Problem
Find every line in the records below that holds the word "structured" and copy it.

↓

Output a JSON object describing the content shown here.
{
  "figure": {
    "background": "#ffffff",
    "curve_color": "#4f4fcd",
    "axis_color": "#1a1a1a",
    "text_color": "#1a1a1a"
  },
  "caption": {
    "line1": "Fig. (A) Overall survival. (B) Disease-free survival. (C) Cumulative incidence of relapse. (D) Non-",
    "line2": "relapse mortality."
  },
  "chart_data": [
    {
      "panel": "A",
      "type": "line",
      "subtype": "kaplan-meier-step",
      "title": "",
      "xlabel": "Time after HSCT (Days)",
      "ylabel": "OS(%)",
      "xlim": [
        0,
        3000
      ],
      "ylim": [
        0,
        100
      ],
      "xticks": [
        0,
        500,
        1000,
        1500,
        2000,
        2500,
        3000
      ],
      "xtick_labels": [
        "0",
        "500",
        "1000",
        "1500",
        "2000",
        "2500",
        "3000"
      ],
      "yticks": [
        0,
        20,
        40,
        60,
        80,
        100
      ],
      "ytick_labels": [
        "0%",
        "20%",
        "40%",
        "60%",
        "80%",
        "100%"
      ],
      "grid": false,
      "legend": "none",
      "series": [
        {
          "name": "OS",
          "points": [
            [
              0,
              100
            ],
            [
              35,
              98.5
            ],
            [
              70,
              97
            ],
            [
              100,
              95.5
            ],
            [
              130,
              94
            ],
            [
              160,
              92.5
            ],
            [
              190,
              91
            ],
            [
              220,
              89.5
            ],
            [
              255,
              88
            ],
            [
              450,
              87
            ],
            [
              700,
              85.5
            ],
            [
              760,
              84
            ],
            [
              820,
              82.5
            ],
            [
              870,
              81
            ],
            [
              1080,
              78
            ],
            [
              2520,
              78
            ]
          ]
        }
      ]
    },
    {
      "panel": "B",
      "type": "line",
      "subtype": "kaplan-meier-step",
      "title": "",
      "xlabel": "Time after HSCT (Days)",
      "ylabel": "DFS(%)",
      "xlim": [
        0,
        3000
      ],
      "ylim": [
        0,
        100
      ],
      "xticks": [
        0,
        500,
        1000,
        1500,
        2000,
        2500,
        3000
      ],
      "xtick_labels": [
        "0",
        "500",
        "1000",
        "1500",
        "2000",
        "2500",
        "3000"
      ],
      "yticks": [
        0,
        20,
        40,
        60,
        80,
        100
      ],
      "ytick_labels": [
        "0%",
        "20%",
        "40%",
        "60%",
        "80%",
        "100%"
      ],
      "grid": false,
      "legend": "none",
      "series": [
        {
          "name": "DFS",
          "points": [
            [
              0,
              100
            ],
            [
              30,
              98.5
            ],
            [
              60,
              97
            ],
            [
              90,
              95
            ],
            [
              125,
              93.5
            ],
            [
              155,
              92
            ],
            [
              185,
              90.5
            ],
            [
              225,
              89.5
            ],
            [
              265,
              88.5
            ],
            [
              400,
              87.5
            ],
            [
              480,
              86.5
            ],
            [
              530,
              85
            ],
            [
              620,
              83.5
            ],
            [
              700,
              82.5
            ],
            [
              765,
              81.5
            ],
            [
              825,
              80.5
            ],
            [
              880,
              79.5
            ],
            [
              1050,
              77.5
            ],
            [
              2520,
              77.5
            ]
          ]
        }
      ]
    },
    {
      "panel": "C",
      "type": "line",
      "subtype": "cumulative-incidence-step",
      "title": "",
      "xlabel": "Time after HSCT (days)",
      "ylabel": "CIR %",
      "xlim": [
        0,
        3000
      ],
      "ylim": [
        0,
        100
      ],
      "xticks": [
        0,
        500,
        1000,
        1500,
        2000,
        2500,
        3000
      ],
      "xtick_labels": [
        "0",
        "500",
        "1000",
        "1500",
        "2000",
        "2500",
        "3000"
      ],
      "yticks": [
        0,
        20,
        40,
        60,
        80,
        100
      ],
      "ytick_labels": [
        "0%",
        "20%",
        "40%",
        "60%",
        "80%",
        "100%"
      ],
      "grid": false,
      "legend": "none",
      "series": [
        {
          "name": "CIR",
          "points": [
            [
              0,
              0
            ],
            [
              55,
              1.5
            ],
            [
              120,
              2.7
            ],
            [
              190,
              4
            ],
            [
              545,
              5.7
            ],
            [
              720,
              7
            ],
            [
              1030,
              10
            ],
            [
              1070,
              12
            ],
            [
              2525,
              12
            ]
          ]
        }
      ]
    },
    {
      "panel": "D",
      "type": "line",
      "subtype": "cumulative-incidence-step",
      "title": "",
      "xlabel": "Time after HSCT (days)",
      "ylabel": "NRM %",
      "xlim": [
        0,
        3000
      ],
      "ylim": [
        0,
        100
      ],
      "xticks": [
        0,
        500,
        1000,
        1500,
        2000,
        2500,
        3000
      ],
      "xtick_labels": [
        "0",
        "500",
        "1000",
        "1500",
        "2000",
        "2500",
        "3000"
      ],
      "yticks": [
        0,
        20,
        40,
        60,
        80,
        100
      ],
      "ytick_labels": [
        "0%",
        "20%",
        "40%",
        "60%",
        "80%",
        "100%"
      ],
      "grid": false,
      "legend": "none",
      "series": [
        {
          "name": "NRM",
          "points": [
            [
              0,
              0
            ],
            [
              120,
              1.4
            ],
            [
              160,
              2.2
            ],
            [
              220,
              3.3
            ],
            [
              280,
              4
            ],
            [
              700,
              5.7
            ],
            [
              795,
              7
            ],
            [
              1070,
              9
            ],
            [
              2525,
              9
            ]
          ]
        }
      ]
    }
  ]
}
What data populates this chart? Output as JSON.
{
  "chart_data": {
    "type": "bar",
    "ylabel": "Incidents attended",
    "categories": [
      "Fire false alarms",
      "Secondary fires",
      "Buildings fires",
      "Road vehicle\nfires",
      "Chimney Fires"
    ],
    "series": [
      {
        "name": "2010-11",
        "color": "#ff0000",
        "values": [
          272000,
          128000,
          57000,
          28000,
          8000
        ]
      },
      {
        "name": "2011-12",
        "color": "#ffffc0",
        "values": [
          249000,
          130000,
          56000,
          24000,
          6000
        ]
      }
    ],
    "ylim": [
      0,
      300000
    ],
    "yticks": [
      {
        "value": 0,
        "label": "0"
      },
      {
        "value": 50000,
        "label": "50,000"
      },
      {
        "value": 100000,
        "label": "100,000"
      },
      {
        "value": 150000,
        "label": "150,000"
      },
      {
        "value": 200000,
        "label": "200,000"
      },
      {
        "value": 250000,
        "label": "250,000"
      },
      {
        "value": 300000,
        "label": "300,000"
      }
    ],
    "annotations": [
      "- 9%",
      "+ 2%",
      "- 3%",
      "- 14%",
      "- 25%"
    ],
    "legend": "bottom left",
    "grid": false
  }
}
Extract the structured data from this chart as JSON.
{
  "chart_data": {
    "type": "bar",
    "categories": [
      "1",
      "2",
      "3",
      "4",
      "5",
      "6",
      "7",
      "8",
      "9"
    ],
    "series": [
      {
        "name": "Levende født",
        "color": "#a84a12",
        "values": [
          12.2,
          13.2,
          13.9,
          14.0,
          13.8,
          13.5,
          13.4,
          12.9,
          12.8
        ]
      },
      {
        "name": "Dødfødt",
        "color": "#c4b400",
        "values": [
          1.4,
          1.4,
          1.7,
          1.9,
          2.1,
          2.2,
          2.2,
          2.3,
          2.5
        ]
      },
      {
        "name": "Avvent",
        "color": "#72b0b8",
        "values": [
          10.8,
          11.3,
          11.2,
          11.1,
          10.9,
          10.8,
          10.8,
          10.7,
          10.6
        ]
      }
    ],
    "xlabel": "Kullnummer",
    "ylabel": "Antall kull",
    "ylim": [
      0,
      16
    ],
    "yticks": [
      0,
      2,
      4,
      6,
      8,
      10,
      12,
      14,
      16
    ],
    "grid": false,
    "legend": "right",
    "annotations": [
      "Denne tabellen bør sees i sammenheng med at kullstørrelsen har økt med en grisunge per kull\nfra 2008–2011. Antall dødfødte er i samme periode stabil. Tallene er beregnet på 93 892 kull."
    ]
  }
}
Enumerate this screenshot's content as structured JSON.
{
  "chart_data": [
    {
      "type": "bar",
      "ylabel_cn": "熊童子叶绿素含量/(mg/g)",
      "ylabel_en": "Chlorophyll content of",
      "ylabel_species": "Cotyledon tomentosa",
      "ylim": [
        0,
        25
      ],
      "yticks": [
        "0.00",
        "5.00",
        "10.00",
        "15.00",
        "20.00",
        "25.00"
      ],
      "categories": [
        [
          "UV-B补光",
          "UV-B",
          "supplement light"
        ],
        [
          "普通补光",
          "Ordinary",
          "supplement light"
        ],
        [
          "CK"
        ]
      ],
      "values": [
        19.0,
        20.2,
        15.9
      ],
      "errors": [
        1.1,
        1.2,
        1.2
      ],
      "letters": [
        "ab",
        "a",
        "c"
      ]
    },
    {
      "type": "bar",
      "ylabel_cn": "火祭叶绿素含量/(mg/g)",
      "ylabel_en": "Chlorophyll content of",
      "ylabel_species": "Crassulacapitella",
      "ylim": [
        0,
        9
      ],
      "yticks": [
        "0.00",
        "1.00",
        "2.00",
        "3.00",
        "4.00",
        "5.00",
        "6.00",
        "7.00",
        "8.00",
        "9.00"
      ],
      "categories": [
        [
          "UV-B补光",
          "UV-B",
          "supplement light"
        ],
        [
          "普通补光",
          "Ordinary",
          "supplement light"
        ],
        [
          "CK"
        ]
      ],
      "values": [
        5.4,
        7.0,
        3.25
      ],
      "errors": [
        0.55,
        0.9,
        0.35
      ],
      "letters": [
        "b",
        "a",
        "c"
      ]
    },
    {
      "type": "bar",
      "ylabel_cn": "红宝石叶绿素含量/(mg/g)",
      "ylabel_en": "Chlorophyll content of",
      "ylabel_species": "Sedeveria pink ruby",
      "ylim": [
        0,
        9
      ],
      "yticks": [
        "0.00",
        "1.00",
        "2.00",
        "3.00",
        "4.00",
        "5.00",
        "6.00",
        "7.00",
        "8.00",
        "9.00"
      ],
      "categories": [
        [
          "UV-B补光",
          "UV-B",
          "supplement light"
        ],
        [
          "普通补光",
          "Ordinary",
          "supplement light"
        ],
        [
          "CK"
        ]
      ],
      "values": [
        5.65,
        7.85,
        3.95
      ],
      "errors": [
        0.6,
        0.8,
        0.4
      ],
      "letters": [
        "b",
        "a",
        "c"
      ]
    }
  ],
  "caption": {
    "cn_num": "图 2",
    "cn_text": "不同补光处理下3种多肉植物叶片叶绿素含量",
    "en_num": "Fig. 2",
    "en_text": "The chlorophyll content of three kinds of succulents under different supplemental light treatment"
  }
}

↑

Answer to this exercise
Extract the structured data from this chart as JSON.
Enumerate this screenshot's content as structured JSON.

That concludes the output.